_WHAT THIS TASK INVOLVES_:
Retype the records below word for word and omit any image.

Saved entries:
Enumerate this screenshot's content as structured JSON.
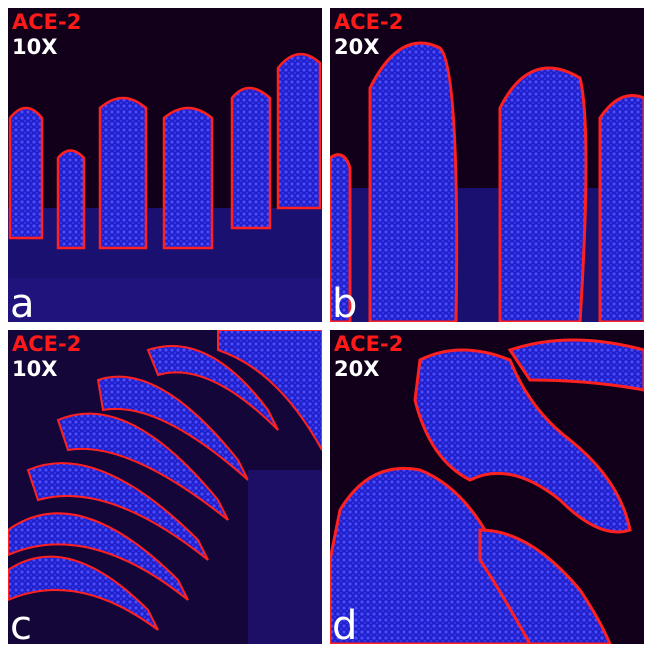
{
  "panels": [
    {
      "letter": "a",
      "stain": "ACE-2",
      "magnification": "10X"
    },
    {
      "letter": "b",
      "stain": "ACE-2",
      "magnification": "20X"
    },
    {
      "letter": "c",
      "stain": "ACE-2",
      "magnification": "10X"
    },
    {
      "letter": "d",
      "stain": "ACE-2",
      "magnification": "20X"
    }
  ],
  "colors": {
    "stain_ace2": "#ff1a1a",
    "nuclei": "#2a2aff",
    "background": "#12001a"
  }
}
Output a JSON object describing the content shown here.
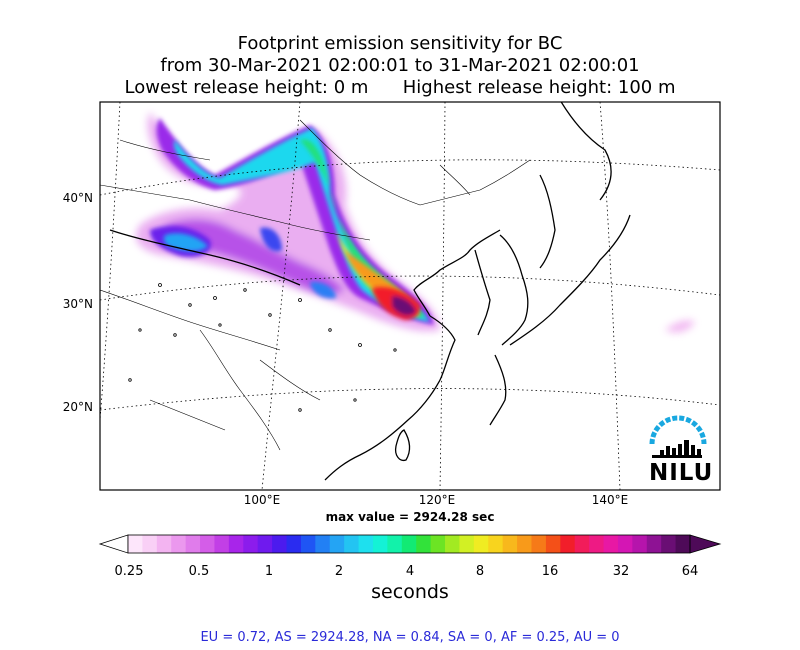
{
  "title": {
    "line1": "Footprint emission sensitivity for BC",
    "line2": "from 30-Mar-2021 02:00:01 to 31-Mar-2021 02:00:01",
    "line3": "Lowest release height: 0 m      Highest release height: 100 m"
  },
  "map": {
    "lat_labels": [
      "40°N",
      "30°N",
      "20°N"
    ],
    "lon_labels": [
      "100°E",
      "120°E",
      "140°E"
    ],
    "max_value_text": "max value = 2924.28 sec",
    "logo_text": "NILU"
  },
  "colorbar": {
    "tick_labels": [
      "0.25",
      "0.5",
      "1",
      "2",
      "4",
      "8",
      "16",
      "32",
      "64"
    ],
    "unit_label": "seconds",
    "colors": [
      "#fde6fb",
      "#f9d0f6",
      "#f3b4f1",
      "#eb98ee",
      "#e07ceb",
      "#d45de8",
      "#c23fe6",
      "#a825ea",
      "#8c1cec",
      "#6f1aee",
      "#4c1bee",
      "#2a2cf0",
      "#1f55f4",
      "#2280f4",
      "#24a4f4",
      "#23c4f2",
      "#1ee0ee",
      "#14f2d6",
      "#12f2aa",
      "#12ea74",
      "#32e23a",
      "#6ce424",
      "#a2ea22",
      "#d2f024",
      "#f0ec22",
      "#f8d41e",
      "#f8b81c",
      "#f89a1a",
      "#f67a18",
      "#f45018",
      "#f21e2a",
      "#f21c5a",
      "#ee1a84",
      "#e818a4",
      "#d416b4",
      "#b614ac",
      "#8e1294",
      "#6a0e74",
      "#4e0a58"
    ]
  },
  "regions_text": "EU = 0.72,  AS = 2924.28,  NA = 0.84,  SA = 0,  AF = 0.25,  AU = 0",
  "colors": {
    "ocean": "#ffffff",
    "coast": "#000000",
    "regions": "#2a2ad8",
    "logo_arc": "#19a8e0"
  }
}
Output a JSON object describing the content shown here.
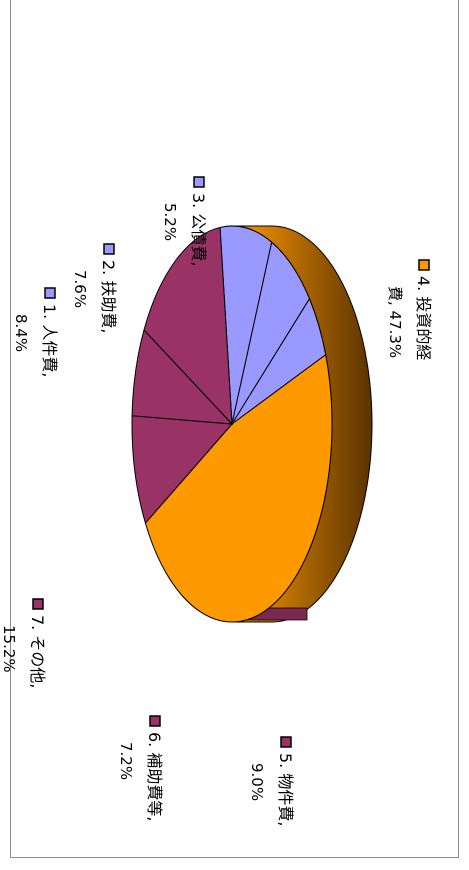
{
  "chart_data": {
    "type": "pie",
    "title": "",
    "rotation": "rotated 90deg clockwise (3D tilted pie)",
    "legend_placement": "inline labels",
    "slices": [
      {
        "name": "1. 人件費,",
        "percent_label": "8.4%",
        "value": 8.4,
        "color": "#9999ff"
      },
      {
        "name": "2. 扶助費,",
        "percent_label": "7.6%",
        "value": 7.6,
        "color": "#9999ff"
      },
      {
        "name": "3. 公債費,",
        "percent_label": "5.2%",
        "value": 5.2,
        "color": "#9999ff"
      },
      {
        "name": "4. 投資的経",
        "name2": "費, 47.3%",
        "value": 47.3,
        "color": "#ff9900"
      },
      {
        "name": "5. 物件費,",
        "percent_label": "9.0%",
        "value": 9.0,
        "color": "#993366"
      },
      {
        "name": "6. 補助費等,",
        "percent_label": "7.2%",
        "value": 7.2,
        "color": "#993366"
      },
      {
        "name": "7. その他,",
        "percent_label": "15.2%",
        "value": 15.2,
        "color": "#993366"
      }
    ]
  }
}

_RESPONSE TO THE EXERCISE_:
Enumerate this screenshot's content as structured JSON.
{
  "panels": [
    {
      "letter": "a",
      "stain": "ACE-2",
      "magnification": "10X"
    },
    {
      "letter": "b",
      "stain": "ACE-2",
      "magnification": "20X"
    },
    {
      "letter": "c",
      "stain": "ACE-2",
      "magnification": "10X"
    },
    {
      "letter": "d",
      "stain": "ACE-2",
      "magnification": "20X"
    }
  ],
  "colors": {
    "stain_ace2": "#ff1a1a",
    "nuclei": "#2a2aff",
    "background": "#12001a"
  }
}
Output a JSON object describing the content shown here.
{
  "title": {
    "line1": "Footprint emission sensitivity for BC",
    "line2": "from 30-Mar-2021 02:00:01 to 31-Mar-2021 02:00:01",
    "line3": "Lowest release height: 0 m      Highest release height: 100 m"
  },
  "map": {
    "lat_labels": [
      "40°N",
      "30°N",
      "20°N"
    ],
    "lon_labels": [
      "100°E",
      "120°E",
      "140°E"
    ],
    "max_value_text": "max value = 2924.28 sec",
    "logo_text": "NILU"
  },
  "colorbar": {
    "tick_labels": [
      "0.25",
      "0.5",
      "1",
      "2",
      "4",
      "8",
      "16",
      "32",
      "64"
    ],
    "unit_label": "seconds",
    "colors": [
      "#fde6fb",
      "#f9d0f6",
      "#f3b4f1",
      "#eb98ee",
      "#e07ceb",
      "#d45de8",
      "#c23fe6",
      "#a825ea",
      "#8c1cec",
      "#6f1aee",
      "#4c1bee",
      "#2a2cf0",
      "#1f55f4",
      "#2280f4",
      "#24a4f4",
      "#23c4f2",
      "#1ee0ee",
      "#14f2d6",
      "#12f2aa",
      "#12ea74",
      "#32e23a",
      "#6ce424",
      "#a2ea22",
      "#d2f024",
      "#f0ec22",
      "#f8d41e",
      "#f8b81c",
      "#f89a1a",
      "#f67a18",
      "#f45018",
      "#f21e2a",
      "#f21c5a",
      "#ee1a84",
      "#e818a4",
      "#d416b4",
      "#b614ac",
      "#8e1294",
      "#6a0e74",
      "#4e0a58"
    ]
  },
  "regions_text": "EU = 0.72,  AS = 2924.28,  NA = 0.84,  SA = 0,  AF = 0.25,  AU = 0",
  "colors": {
    "ocean": "#ffffff",
    "coast": "#000000",
    "regions": "#2a2ad8",
    "logo_arc": "#19a8e0"
  }
}
Output a JSON object describing the content shown here.
{
  "chart_data": {
    "type": "pie",
    "title": "",
    "rotation": "rotated 90deg clockwise (3D tilted pie)",
    "legend_placement": "inline labels",
    "slices": [
      {
        "name": "1. 人件費,",
        "percent_label": "8.4%",
        "value": 8.4,
        "color": "#9999ff"
      },
      {
        "name": "2. 扶助費,",
        "percent_label": "7.6%",
        "value": 7.6,
        "color": "#9999ff"
      },
      {
        "name": "3. 公債費,",
        "percent_label": "5.2%",
        "value": 5.2,
        "color": "#9999ff"
      },
      {
        "name": "4. 投資的経",
        "name2": "費, 47.3%",
        "value": 47.3,
        "color": "#ff9900"
      },
      {
        "name": "5. 物件費,",
        "percent_label": "9.0%",
        "value": 9.0,
        "color": "#993366"
      },
      {
        "name": "6. 補助費等,",
        "percent_label": "7.2%",
        "value": 7.2,
        "color": "#993366"
      },
      {
        "name": "7. その他,",
        "percent_label": "15.2%",
        "value": 15.2,
        "color": "#993366"
      }
    ]
  }
}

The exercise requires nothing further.